### [What you need to do]
Omit the pictures from the entries below and retype everything else exactly.

[Figure collection entries]
● ● ●

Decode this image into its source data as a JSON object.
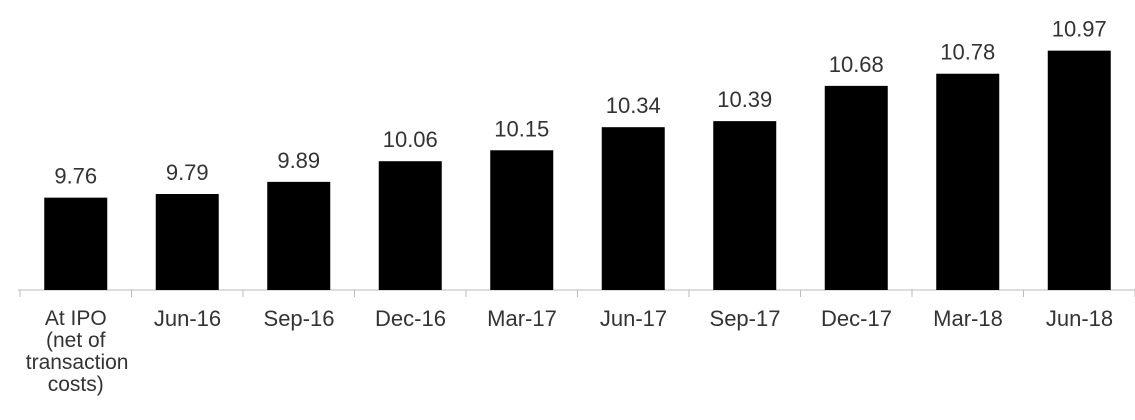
{
  "chart_data": {
    "type": "bar",
    "categories": [
      "At IPO (net of transaction costs)",
      "Jun-16",
      "Sep-16",
      "Dec-16",
      "Mar-17",
      "Jun-17",
      "Sep-17",
      "Dec-17",
      "Mar-18",
      "Jun-18"
    ],
    "values": [
      9.76,
      9.79,
      9.89,
      10.06,
      10.15,
      10.34,
      10.39,
      10.68,
      10.78,
      10.97
    ],
    "color": "#000000",
    "ylim": [
      9,
      11.2
    ]
  }
}
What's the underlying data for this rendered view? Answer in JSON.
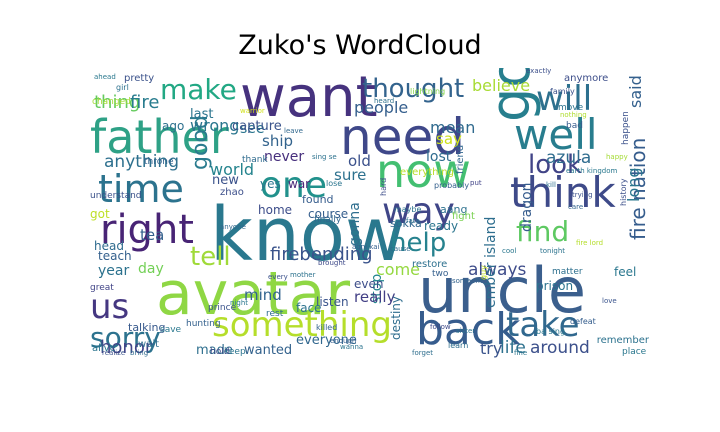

● ● ●

### [Solution for this task]
Decode this image into its source data as a JSON object.
{
  "chart_data": {
    "type": "bar",
    "categories": [
      "At IPO (net of transaction costs)",
      "Jun-16",
      "Sep-16",
      "Dec-16",
      "Mar-17",
      "Jun-17",
      "Sep-17",
      "Dec-17",
      "Mar-18",
      "Jun-18"
    ],
    "values": [
      9.76,
      9.79,
      9.89,
      10.06,
      10.15,
      10.34,
      10.39,
      10.68,
      10.78,
      10.97
    ],
    "color": "#000000",
    "ylim": [
      9,
      11.2
    ]
  }
}
What's the underlying data for this rendered view? Answer in JSON.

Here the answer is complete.